* **Task goal**
Output all the data exactly. Pictures do not belong in the copy.

[Dataset entries]
—————

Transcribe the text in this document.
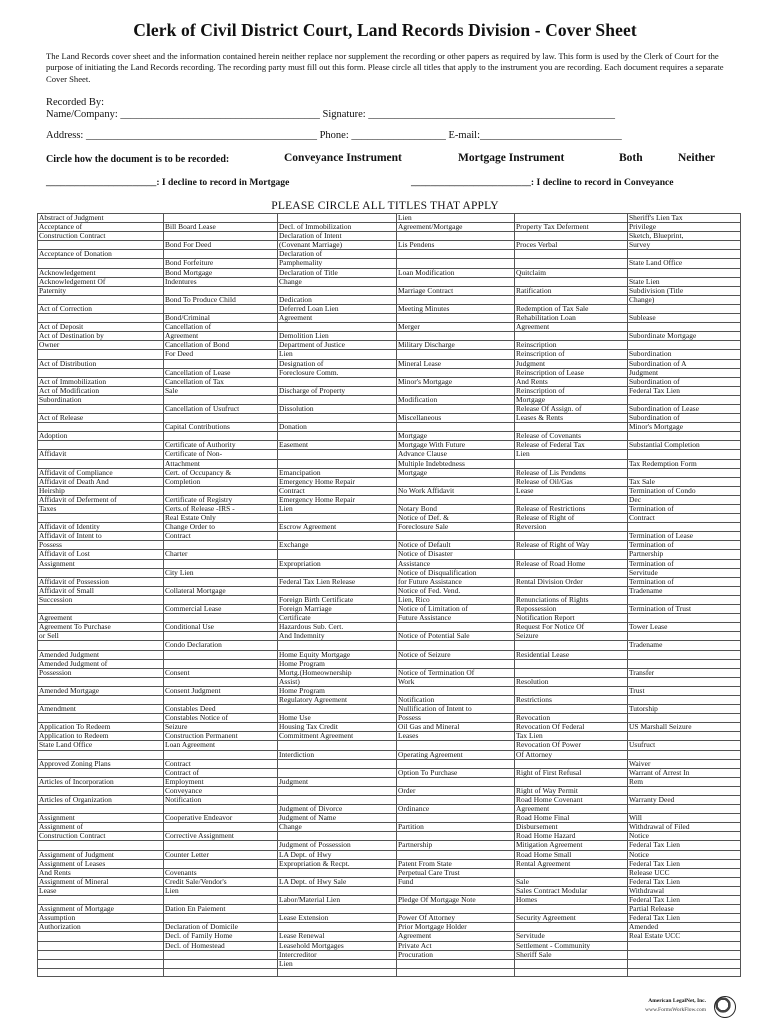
Clerk of Civil District Court, Land Records Division - Cover Sheet
The Land Records cover sheet and the information contained herein neither replace nor supplement the recording or other papers as required by law. This form is used by the Clerk of Court for the purpose of initiating the Land Records recording. The recording party must fill out this form. Please circle all titles that apply to the instrument you are recording. Each document requires a separate Cover Sheet.
Recorded By:
Name/Company: ______________________________________ Signature: _______________________________________________
Address: ____________________________________________ Phone: __________________ E-mail:___________________________
Circle how the document is to be recorded:	Conveyance Instrument	Mortgage Instrument	Both	Neither
_______________________: I decline to record in Mortgage	_________________________: I decline to record in Conveyance
PLEASE CIRCLE ALL TITLES THAT APPLY
Abstract of Judgment			Lien		Sheriff's Lien Tax
Acceptance of	Bill Board Lease	Decl. of Immobilization	Agreement/Mortgage	Property Tax Deferment	Privilege
Construction Contract		Declaration of Intent			Sketch, Blueprint,
	Bond For Deed	(Covenant Marriage)	Lis Pendens	Proces Verbal	Survey
Acceptance of Donation		Declaration of			
	Bond Forfeiture	Pamphemality			State Land Office
Acknowledgement	Bond Mortgage	Declaration of Title	Loan Modification	Quitclaim	
Acknowledgement Of	Indentures	Change			State Lien
Paternity			Marriage Contract	Ratification	Subdivision (Title
	Bond To Produce Child	Dedication			Change)
Act of Correction		Deferred Loan Lien	Meeting Minutes	Redemption of Tax Sale	
	Bond/Criminal	Agreement		Rehabilitation Loan	Sublease
Act of Deposit	Cancellation of		Merger	Agreement	
Act of Destination by	Agreement	Demolition Lien			Subordinate Mortgage
Owner	Cancellation of Bond	Department of Justice	Military Discharge	Reinscription	
	For Deed	Lien		Reinscription of	Subordination
Act of Distribution		Designation of	Mineral Lease	Judgment	Subordination of A
	Cancellation of Lease	Foreclosure Comm.		Reinscription of Lease	Judgment
Act of Immobilization	Cancellation of Tax		Minor's Mortgage	And Rents	Subordination of
Act of Modification	Sale	Discharge of Property		Reinscription of	Federal Tax Lien
Subordination			Modification	Mortgage	
	Cancellation of Usufruct	Dissolution		Release Of Assign. of	Subordination of Lease
Act of Release			Miscellaneous	Leases & Rents	Subordination of
	Capital Contributions	Donation			Minor's Mortgage
Adoption			Mortgage	Release of Covenants	
	Certificate of Authority	Easement	Mortgage With Future	Release of Federal Tax	Substantial Completion
Affidavit	Certificate of Non-		Advance Clause	Lien	
	Attachment		Multiple Indebtedness		Tax Redemption Form
Affidavit of Compliance	Cert. of Occupancy &	Emancipation	Mortgage	Release of Lis Pendens	
Affidavit of Death And	Completion	Emergency Home Repair		Release of Oil/Gas	Tax Sale
Heirship		Contract	No Work Affidavit	Lease	Termination of Condo
Affidavit of Deferment of	Certificate of Registry	Emergency Home Repair			Dec
Taxes	Certs.of Release -IRS -	Lien	Notary Bond	Release of Restrictions	Termination of
	Real Estate Only		Notice of Def. &	Release of Right of	Contract
Affidavit of Identity	Change Order to	Escrow Agreement	Foreclosure Sale	Reversion	
Affidavit of Intent to	Contract				Termination of Lease
Possess		Exchange	Notice of Default	Release of Right of Way	Termination of
Affidavit of Lost	Charter		Notice of Disaster		Partnership
Assignment		Expropriation	Assistance	Release of Road Home	Termination of
	City Lien		Notice of Disqualification		Servitude
Affidavit of Possession		Federal Tax Lien Release	for Future Assistance	Rental Division Order	Termination of
Affidavit of Small	Collateral Mortgage		Notice of Fed. Vend.		Tradename
Succession		Foreign Birth Certificate	Lien, Rico	Renunciations of Rights	
	Commercial Lease	Foreign Marriage	Notice of Limitation of	Repossession	Termination of Trust
Agreement		Certificate	Future Assistance	Notification Report	
Agreement To Purchase	Conditional Use	Hazardous Sub. Cert.		Request For Notice Of	Tower Lease
or Sell		And Indemnity	Notice of Potential Sale	Seizure	
	Condo Declaration				Tradename
Amended Judgment		Home Equity Mortgage	Notice of Seizure	Residential Lease	
Amended Judgment of		Home Program			
Possession	Consent	Mortg.(Homeownership	Notice of Termination Of		Transfer
		Assist)	Work	Resolution	
Amended Mortgage	Consent Judgment	Home Program			Trust
		Regulatory Agreement	Notification	Restrictions	
Amendment	Constables Deed		Nullification of Intent to		Tutorship
	Constables Notice of	Home Use	Possess	Revocation	
Application To Redeem	Seizure	Housing Tax Credit	Oil Gas and Mineral	Revocation Of Federal	US Marshall Seizure
Application to Redeem	Construction Permanent	Commitment Agreement	Leases	Tax Lien	
State Land Office	Loan Agreement			Revocation Of Power	Usufruct
		Interdiction	Operating Agreement	Of Attorney	
Approved Zoning Plans	Contract				Waiver
	Contract of		Option To Purchase	Right of First Refusal	Warrant of Arrest In
Articles of Incorporation	Employment	Judgment			Rem
	Conveyance		Order	Right of Way Permit	
Articles of Organization	Notification			Road Home Covenant	Warranty Deed
		Judgment of Divorce	Ordinance	Agreement	
Assignment	Cooperative Endeavor	Judgment of Name		Road Home Final	Will
Assignment of		Change	Partition	Disbursement	Withdrawal of Filed
Construction Contract	Corrective Assignment			Road Home Hazard	Notice
		Judgment of Possession	Partnership	Mitigation Agreement	Federal Tax Lien
Assignment of Judgment	Counter Letter	LA Dept. of Hwy		Road Home Small	Notice
Assignment of Leases		Expropriation & Recpt.	Patent From State	Rental Agreement	Federal Tax Lien
And Rents	Covenants		Perpetual Care Trust		Release UCC
Assignment of Mineral	Credit Sale/Vendor's	LA Dept. of Hwy Sale	Fund	Sale	Federal Tax Lien
Lease	Lien			Sales Contract Modular	Withdrawal
		Labor/Material Lien	Pledge Of Mortgage Note	Homes	Federal Tax Lien
Assignment of Mortgage	Dation En Paiement				Partial Release
Assumption		Lease Extension	Power Of Attorney	Security Agreement	Federal Tax Lien
Authorization	Declaration of Domicile		Prior Mortgage Holder		Amended
	Decl. of Family Home	Lease Renewal	Agreement	Servitude	Real Estate UCC
	Decl. of Homestead	Leasehold Mortgages	Private Act	Settlement - Community	
		Intercreditor	Procuration	Sheriff Sale	
		Lien			

American LegalNet, Inc.
www.FormsWorkFlow.com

—————

* **Problem solution**
Transcribe the text in this document.
Clerk of Civil District Court, Land Records Division - Cover Sheet
The Land Records cover sheet and the information contained herein neither replace nor supplement the recording or other papers as required by law. This form is used by the Clerk of Court for the purpose of initiating the Land Records recording. The recording party must fill out this form. Please circle all titles that apply to the instrument you are recording. Each document requires a separate Cover Sheet.
Recorded By:
Name/Company: ______________________________________ Signature: _______________________________________________
Address: ____________________________________________ Phone: __________________ E-mail:___________________________
Circle how the document is to be recorded:	Conveyance Instrument	Mortgage Instrument	Both	Neither
_______________________: I decline to record in Mortgage	_________________________: I decline to record in Conveyance
PLEASE CIRCLE ALL TITLES THAT APPLY
Abstract of Judgment			Lien		Sheriff's Lien Tax
Acceptance of	Bill Board Lease	Decl. of Immobilization	Agreement/Mortgage	Property Tax Deferment	Privilege
Construction Contract		Declaration of Intent			Sketch, Blueprint,
	Bond For Deed	(Covenant Marriage)	Lis Pendens	Proces Verbal	Survey
Acceptance of Donation		Declaration of			
	Bond Forfeiture	Pamphemality			State Land Office
Acknowledgement	Bond Mortgage	Declaration of Title	Loan Modification	Quitclaim	
Acknowledgement Of	Indentures	Change			State Lien
Paternity			Marriage Contract	Ratification	Subdivision (Title
	Bond To Produce Child	Dedication			Change)
Act of Correction		Deferred Loan Lien	Meeting Minutes	Redemption of Tax Sale	
	Bond/Criminal	Agreement		Rehabilitation Loan	Sublease
Act of Deposit	Cancellation of		Merger	Agreement	
Act of Destination by	Agreement	Demolition Lien			Subordinate Mortgage
Owner	Cancellation of Bond	Department of Justice	Military Discharge	Reinscription	
	For Deed	Lien		Reinscription of	Subordination
Act of Distribution		Designation of	Mineral Lease	Judgment	Subordination of A
	Cancellation of Lease	Foreclosure Comm.		Reinscription of Lease	Judgment
Act of Immobilization	Cancellation of Tax		Minor's Mortgage	And Rents	Subordination of
Act of Modification	Sale	Discharge of Property		Reinscription of	Federal Tax Lien
Subordination			Modification	Mortgage	
	Cancellation of Usufruct	Dissolution		Release Of Assign. of	Subordination of Lease
Act of Release			Miscellaneous	Leases & Rents	Subordination of
	Capital Contributions	Donation			Minor's Mortgage
Adoption			Mortgage	Release of Covenants	
	Certificate of Authority	Easement	Mortgage With Future	Release of Federal Tax	Substantial Completion
Affidavit	Certificate of Non-		Advance Clause	Lien	
	Attachment		Multiple Indebtedness		Tax Redemption Form
Affidavit of Compliance	Cert. of Occupancy &	Emancipation	Mortgage	Release of Lis Pendens	
Affidavit of Death And	Completion	Emergency Home Repair		Release of Oil/Gas	Tax Sale
Heirship		Contract	No Work Affidavit	Lease	Termination of Condo
Affidavit of Deferment of	Certificate of Registry	Emergency Home Repair			Dec
Taxes	Certs.of Release -IRS -	Lien	Notary Bond	Release of Restrictions	Termination of
	Real Estate Only		Notice of Def. &	Release of Right of	Contract
Affidavit of Identity	Change Order to	Escrow Agreement	Foreclosure Sale	Reversion	
Affidavit of Intent to	Contract				Termination of Lease
Possess		Exchange	Notice of Default	Release of Right of Way	Termination of
Affidavit of Lost	Charter		Notice of Disaster		Partnership
Assignment		Expropriation	Assistance	Release of Road Home	Termination of
	City Lien		Notice of Disqualification		Servitude
Affidavit of Possession		Federal Tax Lien Release	for Future Assistance	Rental Division Order	Termination of
Affidavit of Small	Collateral Mortgage		Notice of Fed. Vend.		Tradename
Succession		Foreign Birth Certificate	Lien, Rico	Renunciations of Rights	
	Commercial Lease	Foreign Marriage	Notice of Limitation of	Repossession	Termination of Trust
Agreement		Certificate	Future Assistance	Notification Report	
Agreement To Purchase	Conditional Use	Hazardous Sub. Cert.		Request For Notice Of	Tower Lease
or Sell		And Indemnity	Notice of Potential Sale	Seizure	
	Condo Declaration				Tradename
Amended Judgment		Home Equity Mortgage	Notice of Seizure	Residential Lease	
Amended Judgment of		Home Program			
Possession	Consent	Mortg.(Homeownership	Notice of Termination Of		Transfer
		Assist)	Work	Resolution	
Amended Mortgage	Consent Judgment	Home Program			Trust
		Regulatory Agreement	Notification	Restrictions	
Amendment	Constables Deed		Nullification of Intent to		Tutorship
	Constables Notice of	Home Use	Possess	Revocation	
Application To Redeem	Seizure	Housing Tax Credit	Oil Gas and Mineral	Revocation Of Federal	US Marshall Seizure
Application to Redeem	Construction Permanent	Commitment Agreement	Leases	Tax Lien	
State Land Office	Loan Agreement			Revocation Of Power	Usufruct
		Interdiction	Operating Agreement	Of Attorney	
Approved Zoning Plans	Contract				Waiver
	Contract of		Option To Purchase	Right of First Refusal	Warrant of Arrest In
Articles of Incorporation	Employment	Judgment			Rem
	Conveyance		Order	Right of Way Permit	
Articles of Organization	Notification			Road Home Covenant	Warranty Deed
		Judgment of Divorce	Ordinance	Agreement	
Assignment	Cooperative Endeavor	Judgment of Name		Road Home Final	Will
Assignment of		Change	Partition	Disbursement	Withdrawal of Filed
Construction Contract	Corrective Assignment			Road Home Hazard	Notice
		Judgment of Possession	Partnership	Mitigation Agreement	Federal Tax Lien
Assignment of Judgment	Counter Letter	LA Dept. of Hwy		Road Home Small	Notice
Assignment of Leases		Expropriation & Recpt.	Patent From State	Rental Agreement	Federal Tax Lien
And Rents	Covenants		Perpetual Care Trust		Release UCC
Assignment of Mineral	Credit Sale/Vendor's	LA Dept. of Hwy Sale	Fund	Sale	Federal Tax Lien
Lease	Lien			Sales Contract Modular	Withdrawal
		Labor/Material Lien	Pledge Of Mortgage Note	Homes	Federal Tax Lien
Assignment of Mortgage	Dation En Paiement				Partial Release
Assumption		Lease Extension	Power Of Attorney	Security Agreement	Federal Tax Lien
Authorization	Declaration of Domicile		Prior Mortgage Holder		Amended
	Decl. of Family Home	Lease Renewal	Agreement	Servitude	Real Estate UCC
	Decl. of Homestead	Leasehold Mortgages	Private Act	Settlement - Community	
		Intercreditor	Procuration	Sheriff Sale	
		Lien			

American LegalNet, Inc.
www.FormsWorkFlow.com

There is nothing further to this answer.